# EXERCISE DATA:
______

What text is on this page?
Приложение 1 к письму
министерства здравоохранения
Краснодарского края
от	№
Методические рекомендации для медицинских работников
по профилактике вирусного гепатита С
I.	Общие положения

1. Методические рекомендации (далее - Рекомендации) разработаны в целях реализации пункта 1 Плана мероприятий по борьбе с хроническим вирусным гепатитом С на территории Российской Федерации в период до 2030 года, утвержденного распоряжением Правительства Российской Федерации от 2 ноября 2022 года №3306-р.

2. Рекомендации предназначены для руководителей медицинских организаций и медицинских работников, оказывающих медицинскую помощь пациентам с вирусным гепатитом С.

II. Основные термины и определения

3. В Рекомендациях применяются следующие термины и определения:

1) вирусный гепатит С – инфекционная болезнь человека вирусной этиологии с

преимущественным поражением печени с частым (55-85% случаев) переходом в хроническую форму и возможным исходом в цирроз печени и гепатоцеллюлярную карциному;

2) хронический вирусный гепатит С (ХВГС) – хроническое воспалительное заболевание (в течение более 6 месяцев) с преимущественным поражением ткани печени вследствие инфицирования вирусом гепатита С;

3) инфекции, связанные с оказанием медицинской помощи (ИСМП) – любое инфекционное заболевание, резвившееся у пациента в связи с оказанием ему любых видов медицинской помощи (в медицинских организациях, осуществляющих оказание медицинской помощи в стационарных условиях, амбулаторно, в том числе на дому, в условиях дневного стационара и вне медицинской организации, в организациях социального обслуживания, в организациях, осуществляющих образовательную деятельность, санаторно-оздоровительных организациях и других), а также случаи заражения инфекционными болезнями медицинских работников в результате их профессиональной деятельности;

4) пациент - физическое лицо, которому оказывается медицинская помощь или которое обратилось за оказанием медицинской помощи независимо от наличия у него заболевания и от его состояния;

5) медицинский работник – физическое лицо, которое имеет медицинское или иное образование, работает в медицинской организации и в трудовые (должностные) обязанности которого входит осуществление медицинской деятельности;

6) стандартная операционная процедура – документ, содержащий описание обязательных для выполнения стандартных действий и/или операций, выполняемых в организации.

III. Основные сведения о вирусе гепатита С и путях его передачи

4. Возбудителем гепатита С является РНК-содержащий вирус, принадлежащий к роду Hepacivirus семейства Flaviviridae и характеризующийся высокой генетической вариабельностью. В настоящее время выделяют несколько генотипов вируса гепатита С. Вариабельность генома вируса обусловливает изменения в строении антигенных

______

# WHAT IS NEEDED:
Throughout the material above, find each line with "заболевание" and return it.

# SOLUTION:
2) хронический вирусный гепатит С (ХВГС) – хроническое воспалительное заболевание (в течение более 6 месяцев) с преимущественным поражением ткани печени вследствие инфицирования вирусом гепатита С;
3) инфекции, связанные с оказанием медицинской помощи (ИСМП) – любое инфекционное заболевание, резвившееся у пациента в связи с оказанием ему любых видов медицинской помощи (в медицинских организациях, осуществляющих оказание медицинской помощи в стационарных условиях, амбулаторно, в том числе на дому, в условиях дневного стационара и вне медицинской организации, в организациях социального обслуживания, в организациях, осуществляющих образовательную деятельность, санаторно-оздоровительных организациях и других), а также случаи заражения инфекционными болезнями медицинских работников в результате их профессиональной деятельности;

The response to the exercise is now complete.